(Collected data entries)
****************************************

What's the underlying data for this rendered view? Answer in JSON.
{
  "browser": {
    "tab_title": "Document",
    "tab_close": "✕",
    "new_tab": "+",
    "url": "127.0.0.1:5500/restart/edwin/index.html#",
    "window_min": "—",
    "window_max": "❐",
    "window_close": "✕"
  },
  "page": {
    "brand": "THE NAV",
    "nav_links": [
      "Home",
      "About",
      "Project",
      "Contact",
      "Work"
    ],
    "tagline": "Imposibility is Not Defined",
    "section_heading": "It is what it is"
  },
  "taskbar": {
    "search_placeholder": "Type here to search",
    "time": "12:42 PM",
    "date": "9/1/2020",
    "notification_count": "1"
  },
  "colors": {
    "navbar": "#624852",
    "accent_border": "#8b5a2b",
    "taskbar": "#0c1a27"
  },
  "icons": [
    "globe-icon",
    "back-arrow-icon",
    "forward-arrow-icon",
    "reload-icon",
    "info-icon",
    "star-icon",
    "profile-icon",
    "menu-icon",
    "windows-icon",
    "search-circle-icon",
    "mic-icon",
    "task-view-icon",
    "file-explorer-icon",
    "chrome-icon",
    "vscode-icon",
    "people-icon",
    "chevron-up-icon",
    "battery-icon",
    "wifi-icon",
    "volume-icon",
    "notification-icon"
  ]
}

****************************************

GIVEN INSTRUCTION:
Write out every record verbatim.

SOLUTION TO THIS TASK:
What's the underlying data for this rendered view? Answer in JSON.
{
  "browser": {
    "tab_title": "Document",
    "tab_close": "✕",
    "new_tab": "+",
    "url": "127.0.0.1:5500/restart/edwin/index.html#",
    "window_min": "—",
    "window_max": "❐",
    "window_close": "✕"
  },
  "page": {
    "brand": "THE NAV",
    "nav_links": [
      "Home",
      "About",
      "Project",
      "Contact",
      "Work"
    ],
    "tagline": "Imposibility is Not Defined",
    "section_heading": "It is what it is"
  },
  "taskbar": {
    "search_placeholder": "Type here to search",
    "time": "12:42 PM",
    "date": "9/1/2020",
    "notification_count": "1"
  },
  "colors": {
    "navbar": "#624852",
    "accent_border": "#8b5a2b",
    "taskbar": "#0c1a27"
  },
  "icons": [
    "globe-icon",
    "back-arrow-icon",
    "forward-arrow-icon",
    "reload-icon",
    "info-icon",
    "star-icon",
    "profile-icon",
    "menu-icon",
    "windows-icon",
    "search-circle-icon",
    "mic-icon",
    "task-view-icon",
    "file-explorer-icon",
    "chrome-icon",
    "vscode-icon",
    "people-icon",
    "chevron-up-icon",
    "battery-icon",
    "wifi-icon",
    "volume-icon",
    "notification-icon"
  ]
}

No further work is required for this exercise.